::: GIVEN ENTRIES :::

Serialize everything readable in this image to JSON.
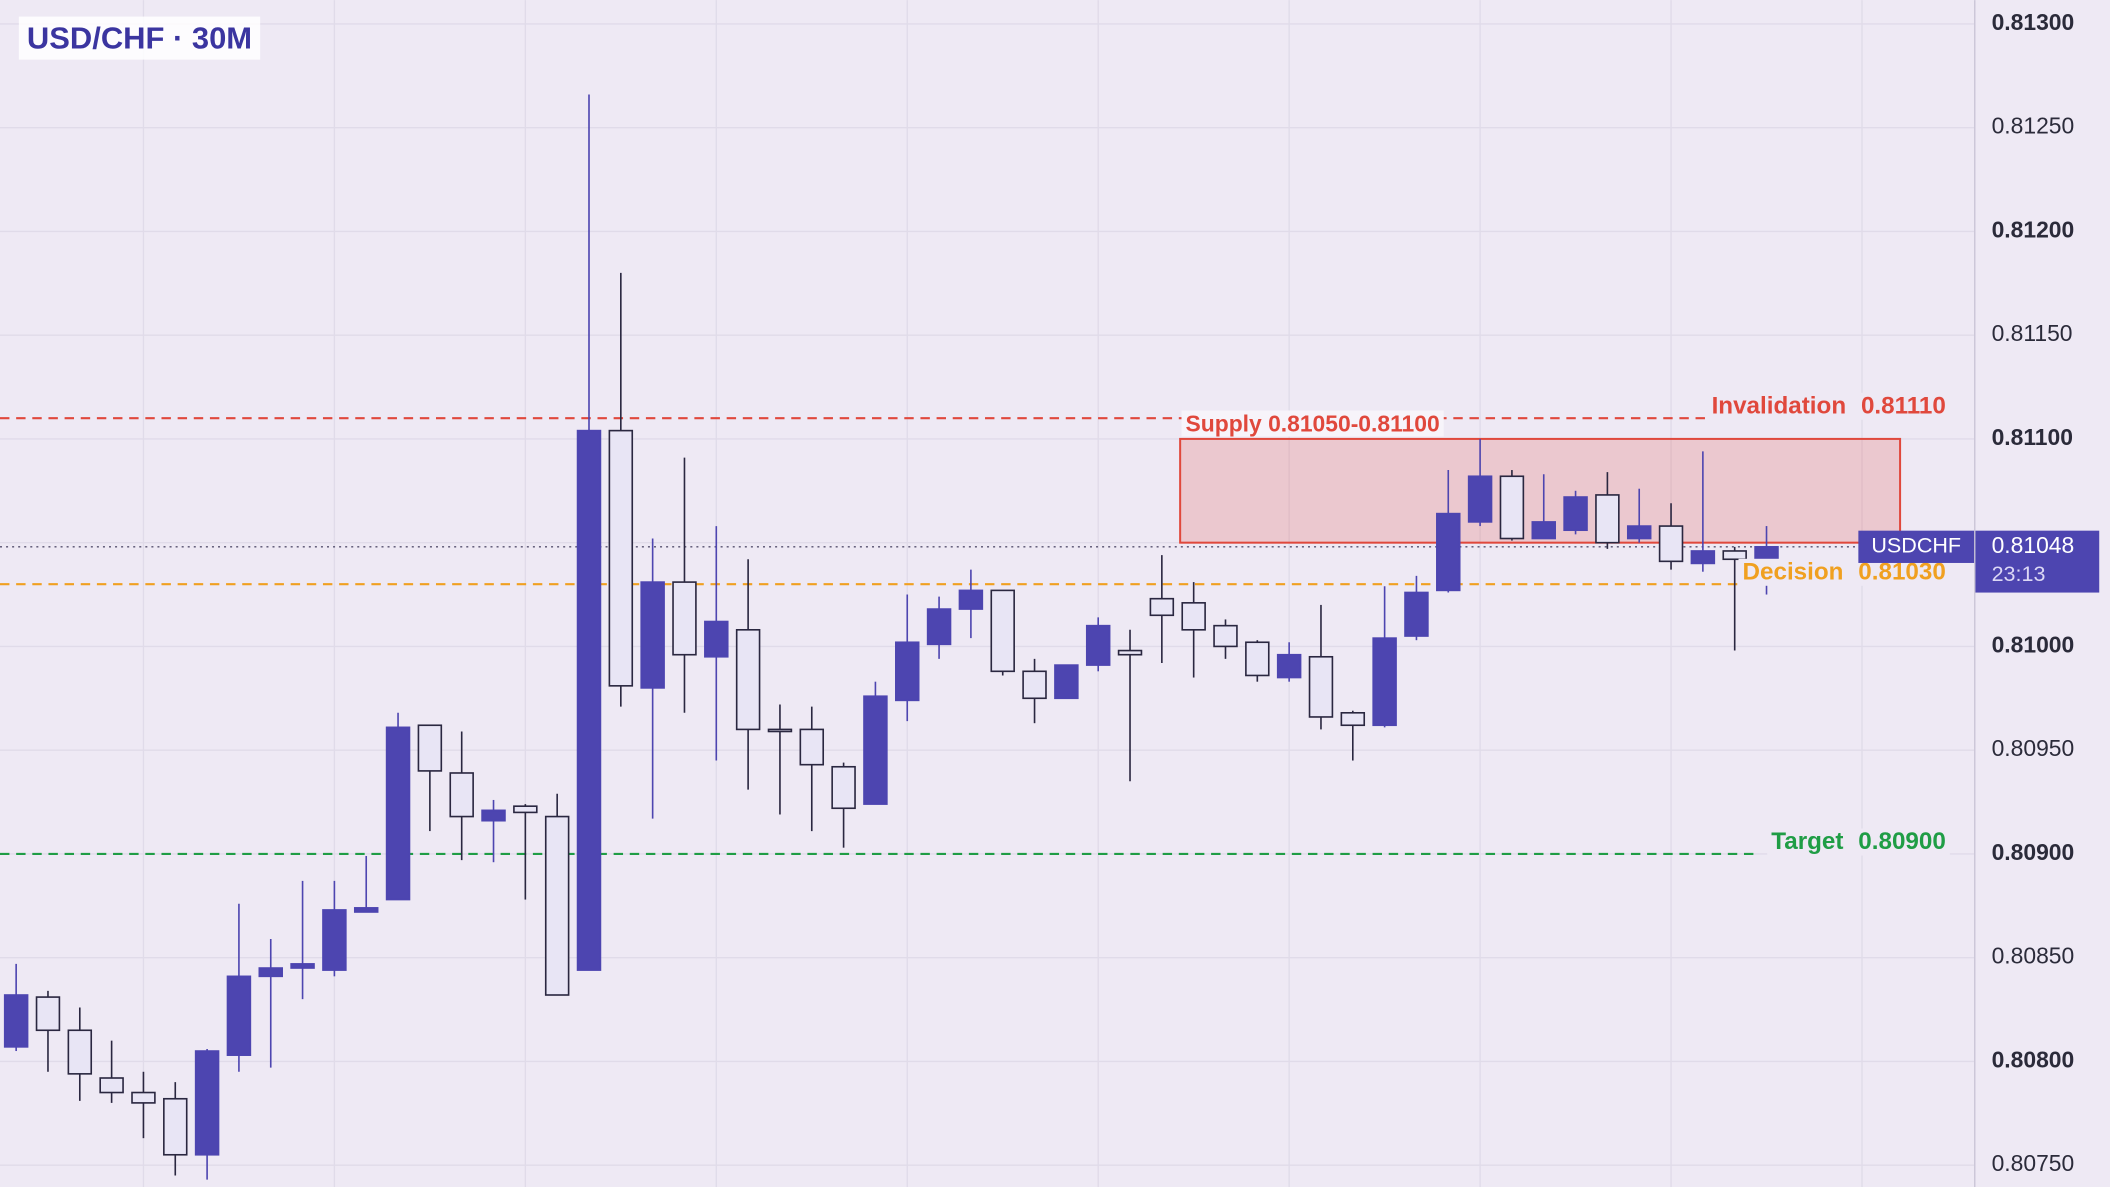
{
  "chart_data": {
    "type": "candlestick",
    "title": "USD/CHF · 30M",
    "up_color": "#4d45b0",
    "down_color": "#e8e5f5",
    "open": [
      0.80807,
      0.80831,
      0.80815,
      0.80792,
      0.80785,
      0.80782,
      0.80755,
      0.80803,
      0.80841,
      0.80845,
      0.80844,
      0.80872,
      0.80878,
      0.80962,
      0.80939,
      0.80916,
      0.80923,
      0.80918,
      0.80844,
      0.81104,
      0.8098,
      0.81031,
      0.80995,
      0.81008,
      0.8096,
      0.8096,
      0.80942,
      0.80924,
      0.80974,
      0.81001,
      0.81018,
      0.81027,
      0.80988,
      0.80975,
      0.80991,
      0.80998,
      0.81023,
      0.81021,
      0.8101,
      0.81002,
      0.80985,
      0.80995,
      0.80968,
      0.80962,
      0.81005,
      0.81027,
      0.8106,
      0.81082,
      0.81052,
      0.81056,
      0.81073,
      0.81052,
      0.81058,
      0.8104,
      0.81046,
      0.8104
    ],
    "high": [
      0.80847,
      0.80834,
      0.80826,
      0.8081,
      0.80795,
      0.8079,
      0.80806,
      0.80876,
      0.80859,
      0.80887,
      0.80887,
      0.80899,
      0.80968,
      0.80962,
      0.80959,
      0.80926,
      0.80924,
      0.80929,
      0.81266,
      0.8118,
      0.81052,
      0.81091,
      0.81058,
      0.81042,
      0.80972,
      0.80971,
      0.80944,
      0.80983,
      0.81025,
      0.81024,
      0.81037,
      0.81027,
      0.80994,
      0.80991,
      0.81014,
      0.81008,
      0.81044,
      0.81031,
      0.81013,
      0.81003,
      0.81002,
      0.8102,
      0.80969,
      0.81029,
      0.81034,
      0.81085,
      0.811,
      0.81085,
      0.81083,
      0.81075,
      0.81084,
      0.81076,
      0.81069,
      0.81094,
      0.81048,
      0.81058
    ],
    "low": [
      0.80805,
      0.80795,
      0.80781,
      0.8078,
      0.80763,
      0.80745,
      0.80743,
      0.80795,
      0.80797,
      0.8083,
      0.80841,
      0.80872,
      0.80878,
      0.80911,
      0.80897,
      0.80896,
      0.80878,
      0.80835,
      0.80844,
      0.80971,
      0.80917,
      0.80968,
      0.80945,
      0.80931,
      0.80919,
      0.80911,
      0.80903,
      0.80924,
      0.80964,
      0.80994,
      0.81004,
      0.80986,
      0.80963,
      0.80975,
      0.80988,
      0.80935,
      0.80992,
      0.80985,
      0.80994,
      0.80983,
      0.80983,
      0.8096,
      0.80945,
      0.80961,
      0.81003,
      0.81026,
      0.81058,
      0.81051,
      0.81052,
      0.81054,
      0.81047,
      0.8105,
      0.81037,
      0.81036,
      0.80998,
      0.81025
    ],
    "close": [
      0.80832,
      0.80815,
      0.80794,
      0.80785,
      0.8078,
      0.80755,
      0.80805,
      0.80841,
      0.80845,
      0.80847,
      0.80873,
      0.80874,
      0.80961,
      0.8094,
      0.80918,
      0.80921,
      0.8092,
      0.80832,
      0.81104,
      0.80981,
      0.81031,
      0.80996,
      0.81012,
      0.8096,
      0.80959,
      0.80943,
      0.80922,
      0.80976,
      0.81002,
      0.81018,
      0.81027,
      0.80988,
      0.80975,
      0.80991,
      0.8101,
      0.80996,
      0.81015,
      0.81008,
      0.81,
      0.80986,
      0.80996,
      0.80966,
      0.80962,
      0.81004,
      0.81026,
      0.81064,
      0.81082,
      0.81052,
      0.8106,
      0.81072,
      0.8105,
      0.81058,
      0.81041,
      0.81046,
      0.81042,
      0.81048
    ],
    "ylim": [
      0.807395,
      0.813115
    ],
    "yticks": [
      {
        "value": 0.8075,
        "label": "0.80750"
      },
      {
        "value": 0.808,
        "label": "0.80800"
      },
      {
        "value": 0.8085,
        "label": "0.80850"
      },
      {
        "value": 0.809,
        "label": "0.80900"
      },
      {
        "value": 0.8095,
        "label": "0.80950"
      },
      {
        "value": 0.81,
        "label": "0.81000"
      },
      {
        "value": 0.8105,
        "label": "0.81050"
      },
      {
        "value": 0.811,
        "label": "0.81100"
      },
      {
        "value": 0.8115,
        "label": "0.81150"
      },
      {
        "value": 0.812,
        "label": "0.81200"
      },
      {
        "value": 0.8125,
        "label": "0.81250"
      },
      {
        "value": 0.813,
        "label": "0.81300"
      }
    ],
    "grid": true,
    "levels": [
      {
        "name": "Invalidation",
        "value": 0.8111,
        "value_label": "0.81110",
        "color": "#e0483c"
      },
      {
        "name": "Decision",
        "value": 0.8103,
        "value_label": "0.81030",
        "color": "#f0a020"
      },
      {
        "name": "Target",
        "value": 0.809,
        "value_label": "0.80900",
        "color": "#1f9d45"
      }
    ],
    "zone": {
      "label": "Supply 0.81050-0.81100",
      "low": 0.8105,
      "high": 0.811,
      "color": "#e0483c"
    },
    "last_price": {
      "symbol": "USDCHF",
      "value": 0.81048,
      "value_label": "0.81048",
      "countdown": "23:13",
      "color": "#4d45b0"
    }
  }
}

:::

▶ _TASK REQUIREMENTS_
Copy every line above word for word and exclude the pictures.

▶ _COMPLETED TASK_
Serialize everything readable in this image to JSON.
{
  "chart_data": {
    "type": "candlestick",
    "title": "USD/CHF · 30M",
    "up_color": "#4d45b0",
    "down_color": "#e8e5f5",
    "open": [
      0.80807,
      0.80831,
      0.80815,
      0.80792,
      0.80785,
      0.80782,
      0.80755,
      0.80803,
      0.80841,
      0.80845,
      0.80844,
      0.80872,
      0.80878,
      0.80962,
      0.80939,
      0.80916,
      0.80923,
      0.80918,
      0.80844,
      0.81104,
      0.8098,
      0.81031,
      0.80995,
      0.81008,
      0.8096,
      0.8096,
      0.80942,
      0.80924,
      0.80974,
      0.81001,
      0.81018,
      0.81027,
      0.80988,
      0.80975,
      0.80991,
      0.80998,
      0.81023,
      0.81021,
      0.8101,
      0.81002,
      0.80985,
      0.80995,
      0.80968,
      0.80962,
      0.81005,
      0.81027,
      0.8106,
      0.81082,
      0.81052,
      0.81056,
      0.81073,
      0.81052,
      0.81058,
      0.8104,
      0.81046,
      0.8104
    ],
    "high": [
      0.80847,
      0.80834,
      0.80826,
      0.8081,
      0.80795,
      0.8079,
      0.80806,
      0.80876,
      0.80859,
      0.80887,
      0.80887,
      0.80899,
      0.80968,
      0.80962,
      0.80959,
      0.80926,
      0.80924,
      0.80929,
      0.81266,
      0.8118,
      0.81052,
      0.81091,
      0.81058,
      0.81042,
      0.80972,
      0.80971,
      0.80944,
      0.80983,
      0.81025,
      0.81024,
      0.81037,
      0.81027,
      0.80994,
      0.80991,
      0.81014,
      0.81008,
      0.81044,
      0.81031,
      0.81013,
      0.81003,
      0.81002,
      0.8102,
      0.80969,
      0.81029,
      0.81034,
      0.81085,
      0.811,
      0.81085,
      0.81083,
      0.81075,
      0.81084,
      0.81076,
      0.81069,
      0.81094,
      0.81048,
      0.81058
    ],
    "low": [
      0.80805,
      0.80795,
      0.80781,
      0.8078,
      0.80763,
      0.80745,
      0.80743,
      0.80795,
      0.80797,
      0.8083,
      0.80841,
      0.80872,
      0.80878,
      0.80911,
      0.80897,
      0.80896,
      0.80878,
      0.80835,
      0.80844,
      0.80971,
      0.80917,
      0.80968,
      0.80945,
      0.80931,
      0.80919,
      0.80911,
      0.80903,
      0.80924,
      0.80964,
      0.80994,
      0.81004,
      0.80986,
      0.80963,
      0.80975,
      0.80988,
      0.80935,
      0.80992,
      0.80985,
      0.80994,
      0.80983,
      0.80983,
      0.8096,
      0.80945,
      0.80961,
      0.81003,
      0.81026,
      0.81058,
      0.81051,
      0.81052,
      0.81054,
      0.81047,
      0.8105,
      0.81037,
      0.81036,
      0.80998,
      0.81025
    ],
    "close": [
      0.80832,
      0.80815,
      0.80794,
      0.80785,
      0.8078,
      0.80755,
      0.80805,
      0.80841,
      0.80845,
      0.80847,
      0.80873,
      0.80874,
      0.80961,
      0.8094,
      0.80918,
      0.80921,
      0.8092,
      0.80832,
      0.81104,
      0.80981,
      0.81031,
      0.80996,
      0.81012,
      0.8096,
      0.80959,
      0.80943,
      0.80922,
      0.80976,
      0.81002,
      0.81018,
      0.81027,
      0.80988,
      0.80975,
      0.80991,
      0.8101,
      0.80996,
      0.81015,
      0.81008,
      0.81,
      0.80986,
      0.80996,
      0.80966,
      0.80962,
      0.81004,
      0.81026,
      0.81064,
      0.81082,
      0.81052,
      0.8106,
      0.81072,
      0.8105,
      0.81058,
      0.81041,
      0.81046,
      0.81042,
      0.81048
    ],
    "ylim": [
      0.807395,
      0.813115
    ],
    "yticks": [
      {
        "value": 0.8075,
        "label": "0.80750"
      },
      {
        "value": 0.808,
        "label": "0.80800"
      },
      {
        "value": 0.8085,
        "label": "0.80850"
      },
      {
        "value": 0.809,
        "label": "0.80900"
      },
      {
        "value": 0.8095,
        "label": "0.80950"
      },
      {
        "value": 0.81,
        "label": "0.81000"
      },
      {
        "value": 0.8105,
        "label": "0.81050"
      },
      {
        "value": 0.811,
        "label": "0.81100"
      },
      {
        "value": 0.8115,
        "label": "0.81150"
      },
      {
        "value": 0.812,
        "label": "0.81200"
      },
      {
        "value": 0.8125,
        "label": "0.81250"
      },
      {
        "value": 0.813,
        "label": "0.81300"
      }
    ],
    "grid": true,
    "levels": [
      {
        "name": "Invalidation",
        "value": 0.8111,
        "value_label": "0.81110",
        "color": "#e0483c"
      },
      {
        "name": "Decision",
        "value": 0.8103,
        "value_label": "0.81030",
        "color": "#f0a020"
      },
      {
        "name": "Target",
        "value": 0.809,
        "value_label": "0.80900",
        "color": "#1f9d45"
      }
    ],
    "zone": {
      "label": "Supply 0.81050-0.81100",
      "low": 0.8105,
      "high": 0.811,
      "color": "#e0483c"
    },
    "last_price": {
      "symbol": "USDCHF",
      "value": 0.81048,
      "value_label": "0.81048",
      "countdown": "23:13",
      "color": "#4d45b0"
    }
  }
}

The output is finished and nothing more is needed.